══ MATERIAL

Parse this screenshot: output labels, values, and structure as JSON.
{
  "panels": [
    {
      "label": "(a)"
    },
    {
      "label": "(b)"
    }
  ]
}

════

**EXERCISE:** Transcribe all of the entries without altering anything.

**REPLY:**
Parse this screenshot: output labels, values, and structure as JSON.
{
  "panels": [
    {
      "label": "(a)"
    },
    {
      "label": "(b)"
    }
  ]
}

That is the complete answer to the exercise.